• EXERCISE DESCRIPTION
Quote the records beneath, complete and exact. Leave out images.

========

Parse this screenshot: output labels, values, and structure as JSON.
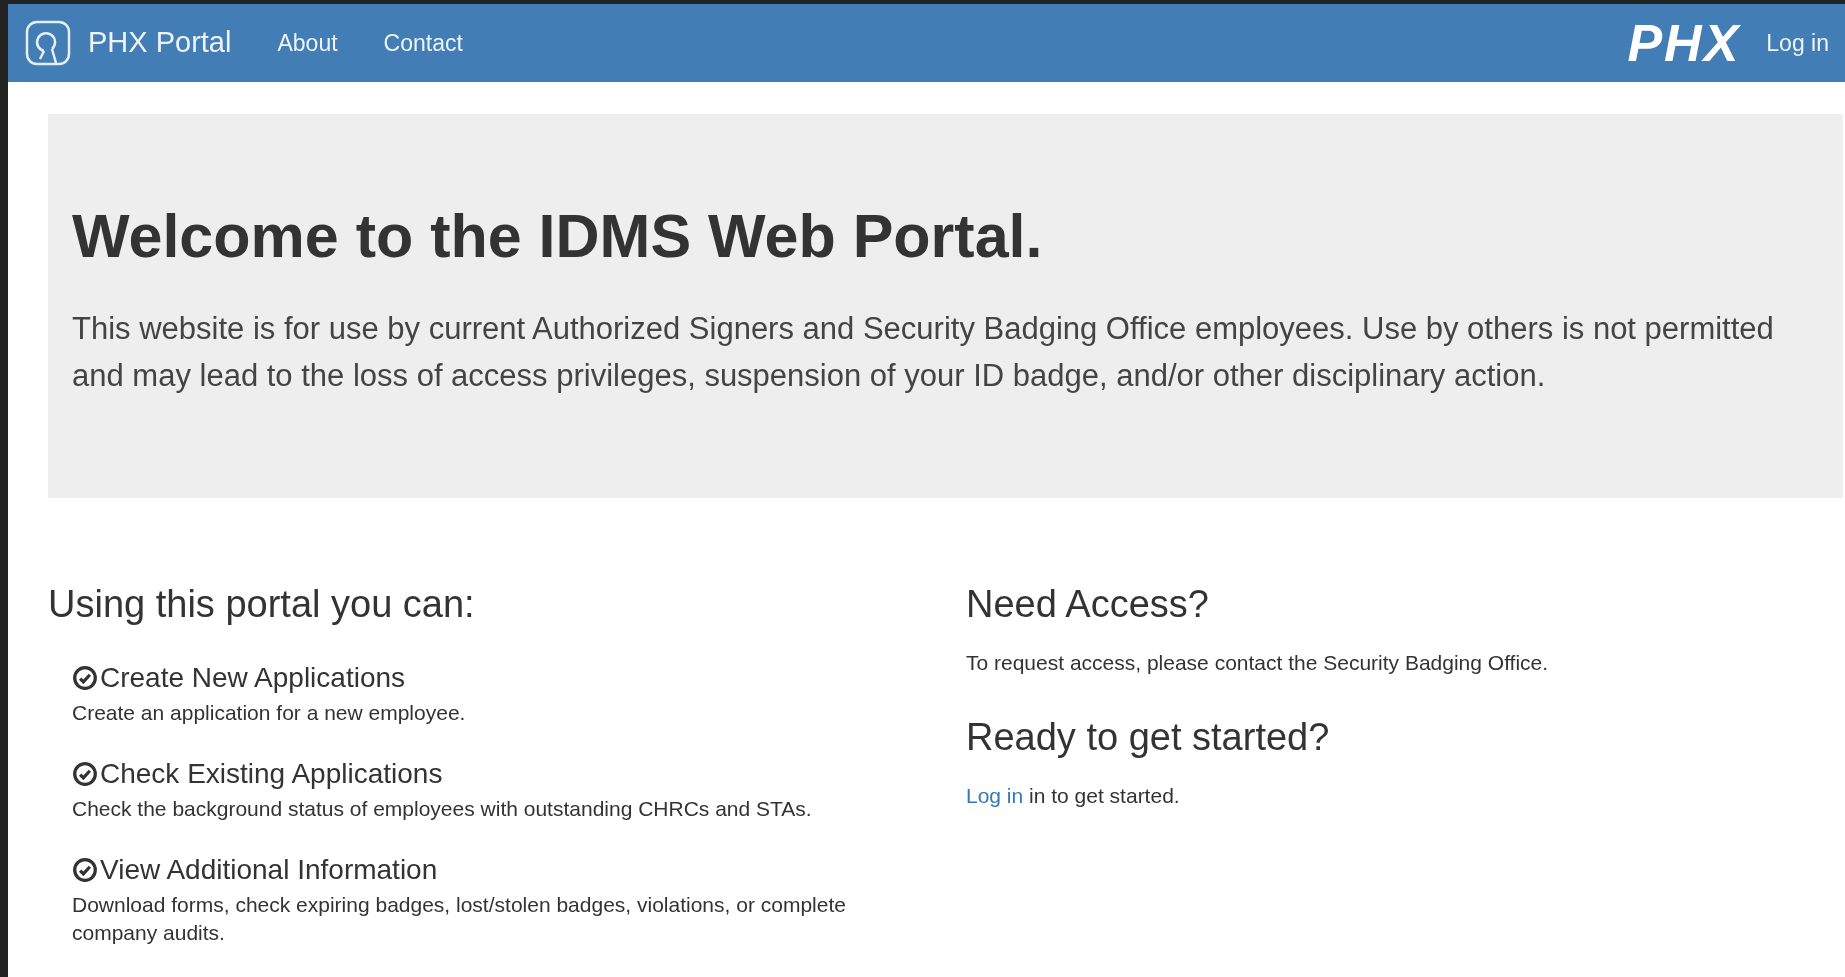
{
  "navbar": {
    "brand": "PHX Portal",
    "links": [
      {
        "label": "About"
      },
      {
        "label": "Contact"
      }
    ],
    "logo_text": "PHX",
    "login": "Log in"
  },
  "hero": {
    "title": "Welcome to the IDMS Web Portal.",
    "text": "This website is for use by current Authorized Signers and Security Badging Office employees. Use by others is not permitted and may lead to the loss of access privileges, suspension of your ID badge, and/or other disciplinary action."
  },
  "features": {
    "heading": "Using this portal you can:",
    "items": [
      {
        "title": "Create New Applications",
        "text": "Create an application for a new employee."
      },
      {
        "title": "Check Existing Applications",
        "text": "Check the background status of employees with outstanding CHRCs and STAs."
      },
      {
        "title": "View Additional Information",
        "text": "Download forms, check expiring badges, lost/stolen badges, violations, or complete company audits."
      }
    ]
  },
  "access": {
    "heading": "Need Access?",
    "text": "To request access, please contact the Security Badging Office."
  },
  "start": {
    "heading": "Ready to get started?",
    "link": "Log in",
    "text": "in to get started."
  }
}
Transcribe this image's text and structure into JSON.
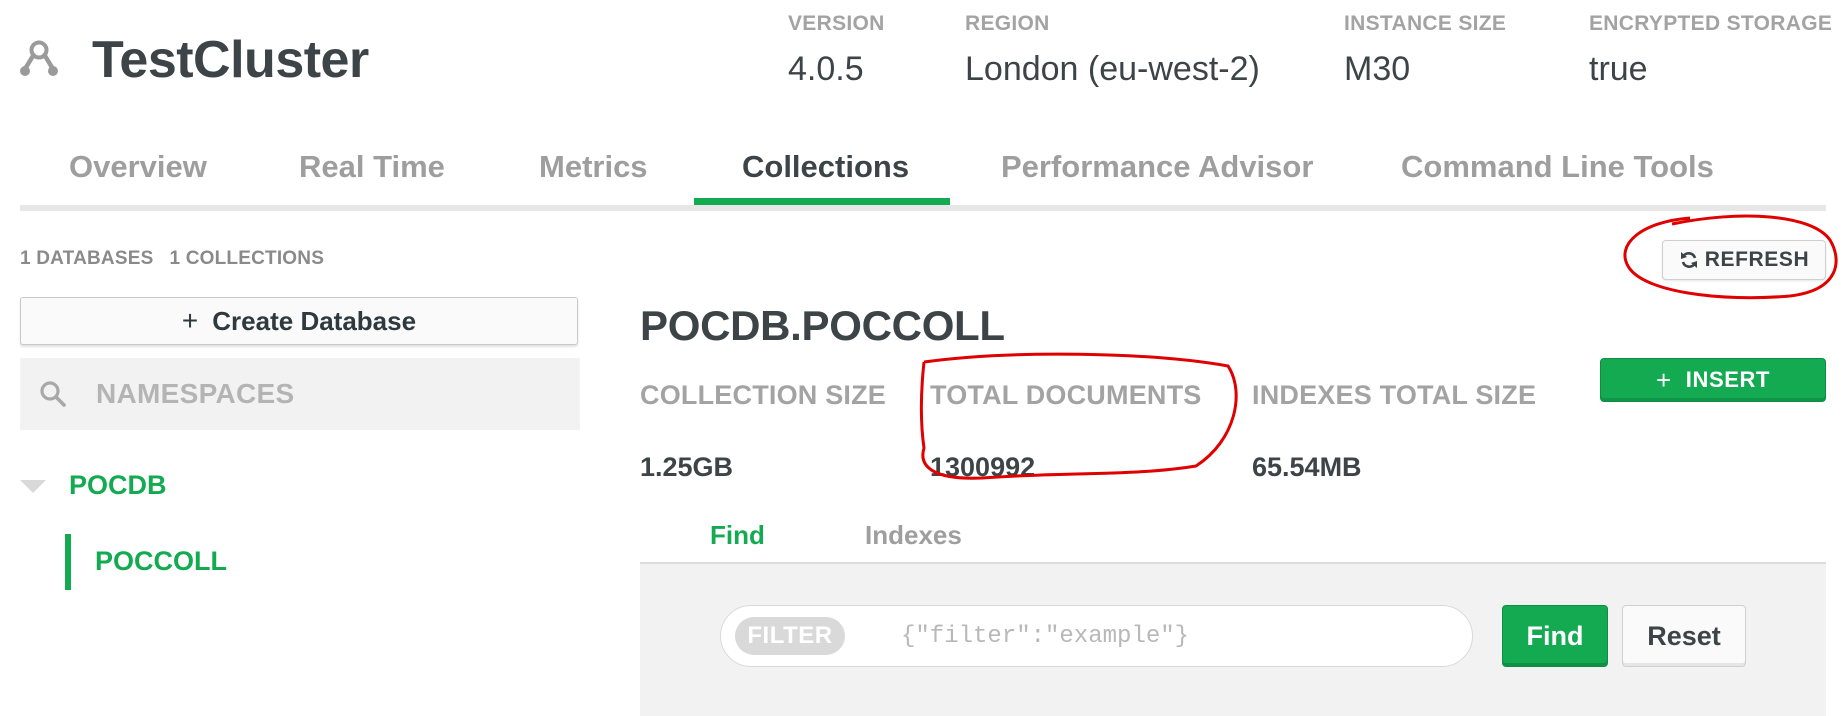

========

• THE COMPLETED TASK
Parse this screenshot: output labels, values, and structure as JSON.
{
  "navbar": {
    "brand": "PHX Portal",
    "links": [
      {
        "label": "About"
      },
      {
        "label": "Contact"
      }
    ],
    "logo_text": "PHX",
    "login": "Log in"
  },
  "hero": {
    "title": "Welcome to the IDMS Web Portal.",
    "text": "This website is for use by current Authorized Signers and Security Badging Office employees. Use by others is not permitted and may lead to the loss of access privileges, suspension of your ID badge, and/or other disciplinary action."
  },
  "features": {
    "heading": "Using this portal you can:",
    "items": [
      {
        "title": "Create New Applications",
        "text": "Create an application for a new employee."
      },
      {
        "title": "Check Existing Applications",
        "text": "Check the background status of employees with outstanding CHRCs and STAs."
      },
      {
        "title": "View Additional Information",
        "text": "Download forms, check expiring badges, lost/stolen badges, violations, or complete company audits."
      }
    ]
  },
  "access": {
    "heading": "Need Access?",
    "text": "To request access, please contact the Security Badging Office."
  },
  "start": {
    "heading": "Ready to get started?",
    "link": "Log in",
    "text": "in to get started."
  }
}
Transcribe this image's text and structure into JSON.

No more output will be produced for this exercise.